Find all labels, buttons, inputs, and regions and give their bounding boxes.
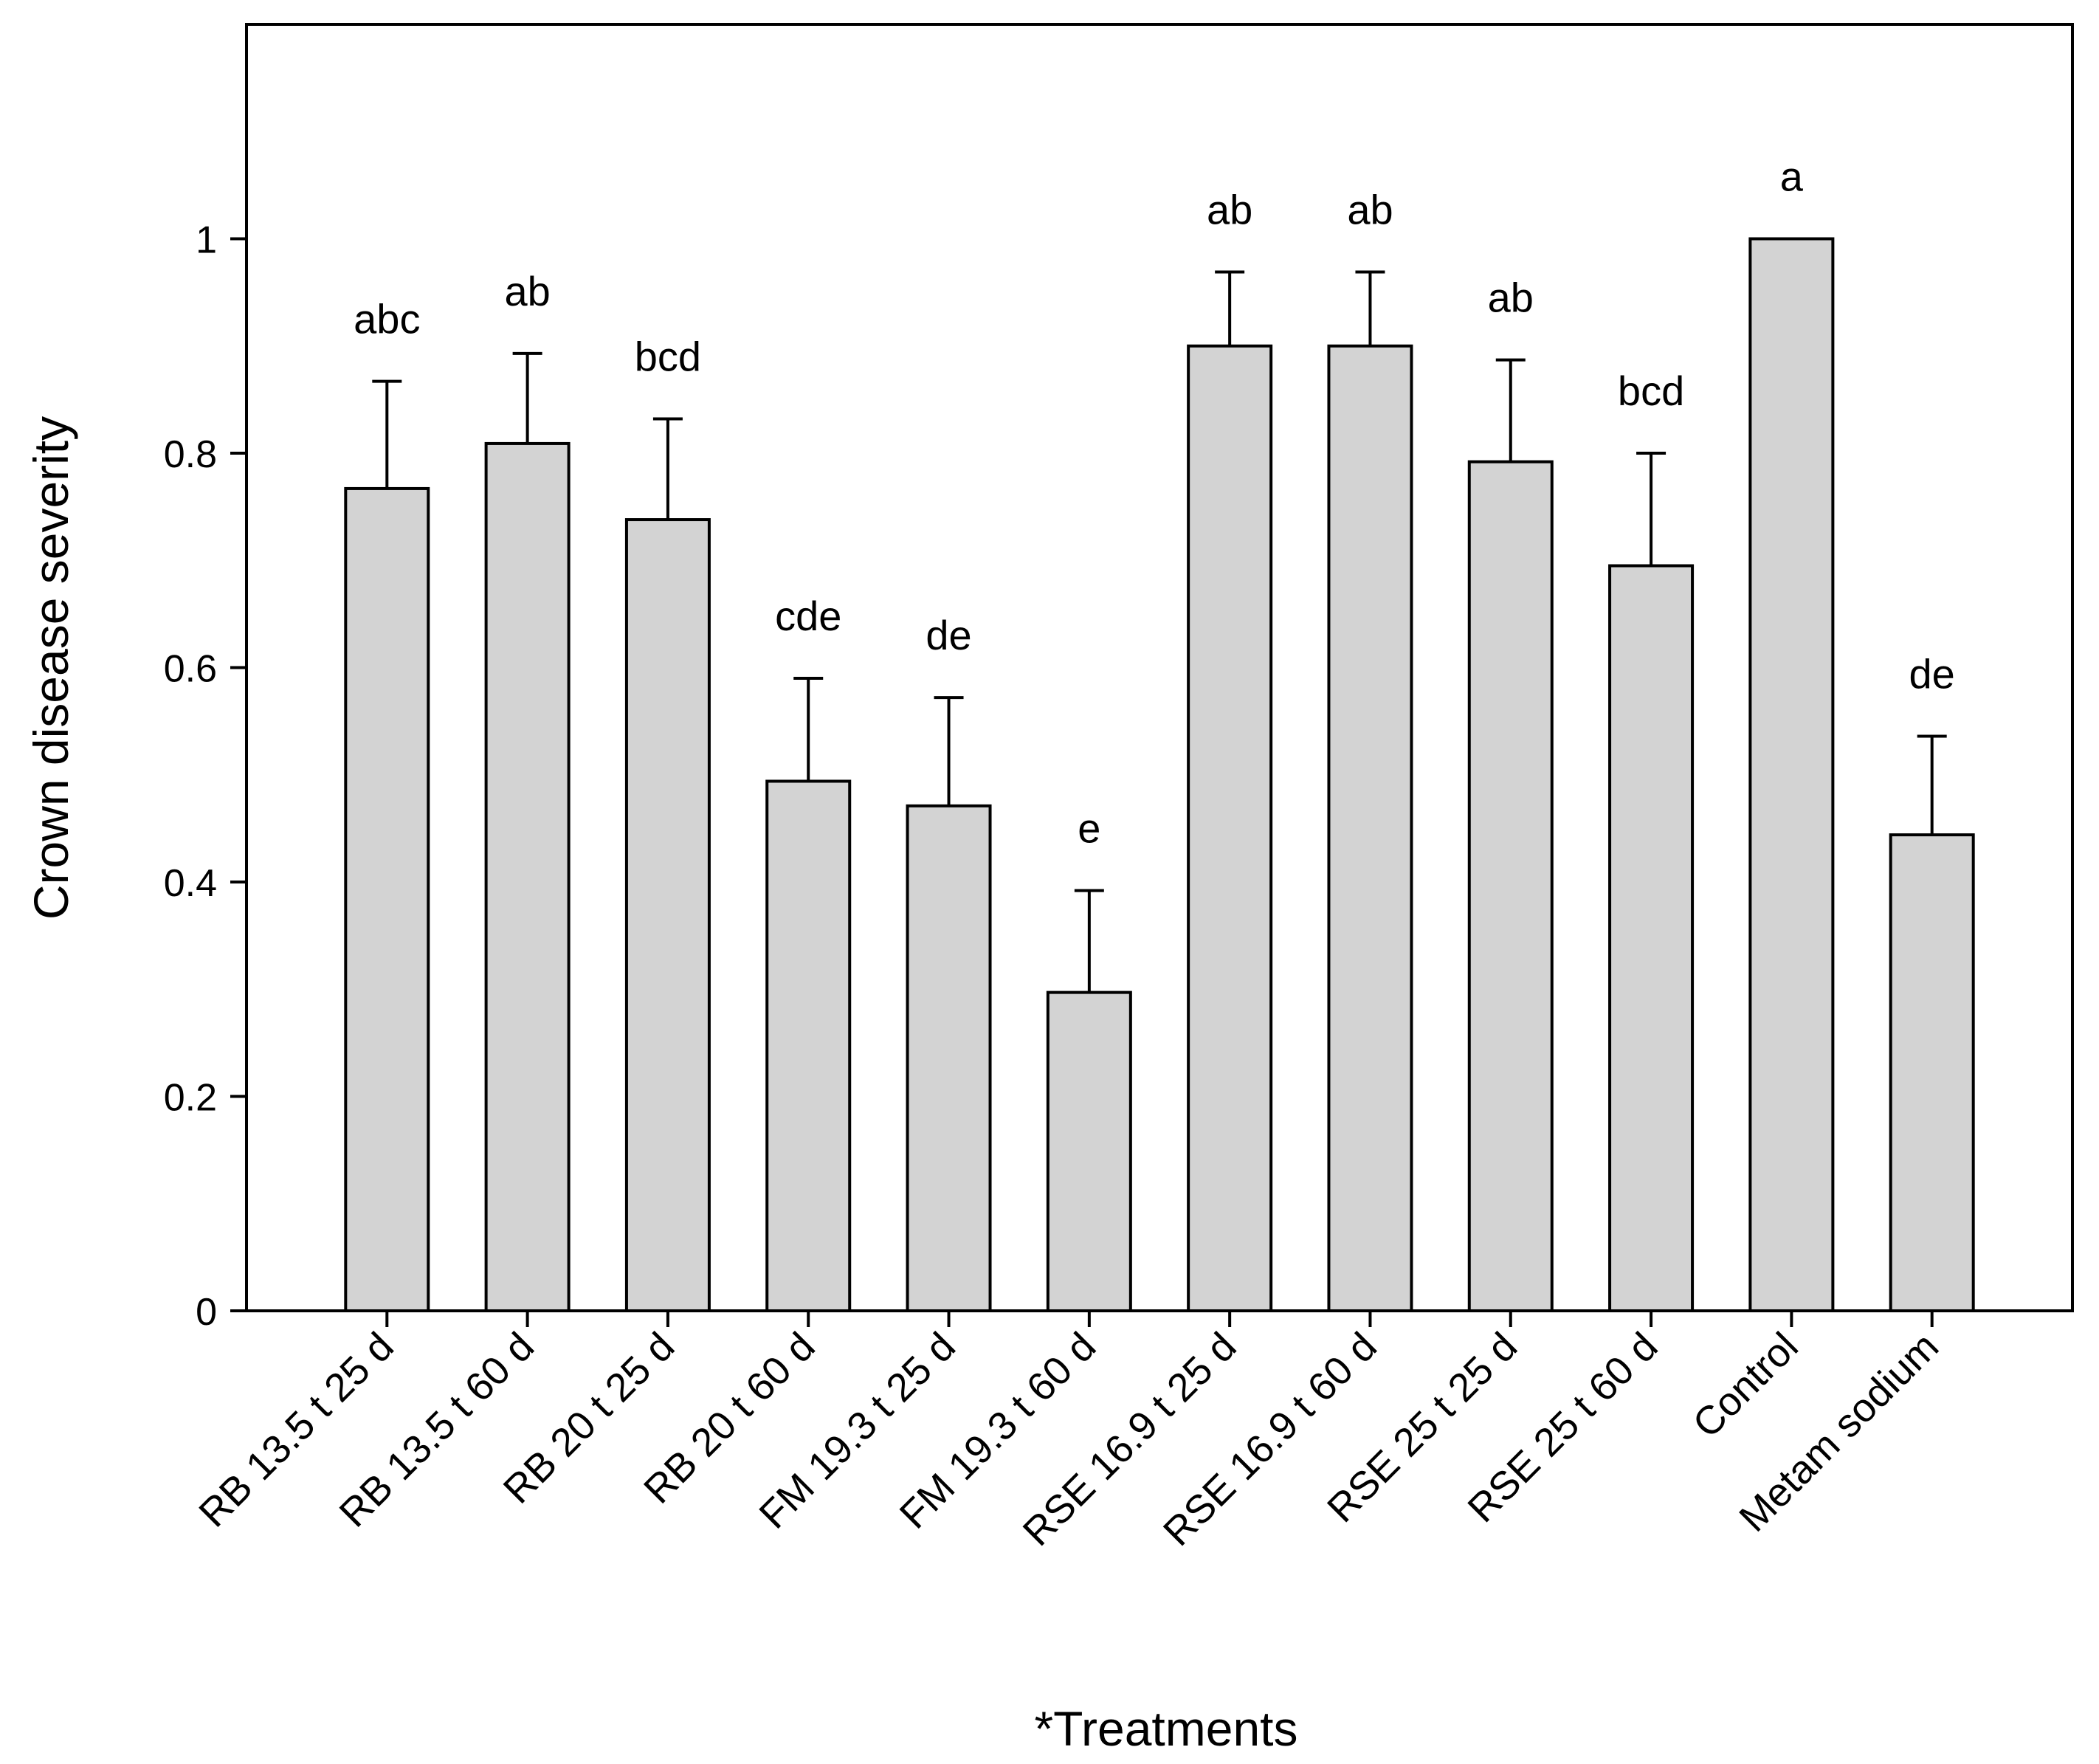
- significance-label: de: [1909, 650, 1955, 697]
- significance-label: e: [1078, 805, 1100, 852]
- significance-label: ab: [504, 268, 550, 314]
- bars-group: abc ab bcd cde de e ab ab ab bcd a de: [344, 154, 1975, 1313]
- significance-label: ab: [1207, 187, 1252, 233]
- bar: [1748, 237, 1835, 1312]
- y-tick-label: 0.8: [164, 433, 217, 476]
- bar: [344, 486, 430, 1312]
- bar: [1327, 344, 1413, 1312]
- y-tick-label: 0.6: [164, 648, 217, 691]
- significance-label: a: [1780, 154, 1804, 200]
- y-axis-title: Crown disease severity: [24, 416, 78, 920]
- y-tick-label: 0.4: [164, 862, 217, 905]
- bar: [624, 518, 711, 1312]
- x-axis-title: *Treatments: [1034, 1701, 1297, 1756]
- significance-label: ab: [1347, 187, 1393, 233]
- y-axis: 0 0.2 0.4 0.6 0.8 1: [164, 219, 247, 1334]
- x-axis: RB 13.5 t 25 dRB 13.5 t 60 dRB 20 t 25 d…: [190, 1311, 1947, 1554]
- bar: [484, 441, 571, 1312]
- significance-label: bcd: [1618, 368, 1684, 414]
- significance-label: bcd: [635, 334, 701, 380]
- plot-frame: [245, 23, 2074, 1312]
- bar: [765, 779, 852, 1312]
- significance-label: cde: [775, 593, 841, 639]
- x-tick-label: Control: [1684, 1324, 1807, 1447]
- significance-label: ab: [1488, 275, 1534, 321]
- y-tick-label: 0.2: [164, 1077, 217, 1120]
- bar: [1467, 460, 1554, 1312]
- significance-label: abc: [354, 296, 420, 342]
- bar: [1046, 990, 1132, 1313]
- y-tick-label: 0: [196, 1291, 217, 1334]
- bar: [1608, 564, 1695, 1312]
- bar: [906, 804, 992, 1313]
- bar: [1187, 344, 1273, 1312]
- y-tick-label: 1: [196, 219, 217, 262]
- bar: [1889, 833, 1975, 1312]
- significance-label: de: [926, 612, 971, 658]
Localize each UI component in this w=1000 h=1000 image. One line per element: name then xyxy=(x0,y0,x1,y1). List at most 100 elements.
━━━━━━━━
From the lines above, pull out every one that contains the string "tick" and copy each in full.

Expected answer |
- y-tick-label: 0.8: [164, 433, 217, 476]
- y-tick-label: 0.6: [164, 648, 217, 691]
- y-tick-label: 0.4: [164, 862, 217, 905]
- x-tick-label: Control: [1684, 1324, 1807, 1447]
- y-tick-label: 0.2: [164, 1077, 217, 1120]
- y-tick-label: 0: [196, 1291, 217, 1334]
- y-tick-label: 1: [196, 219, 217, 262]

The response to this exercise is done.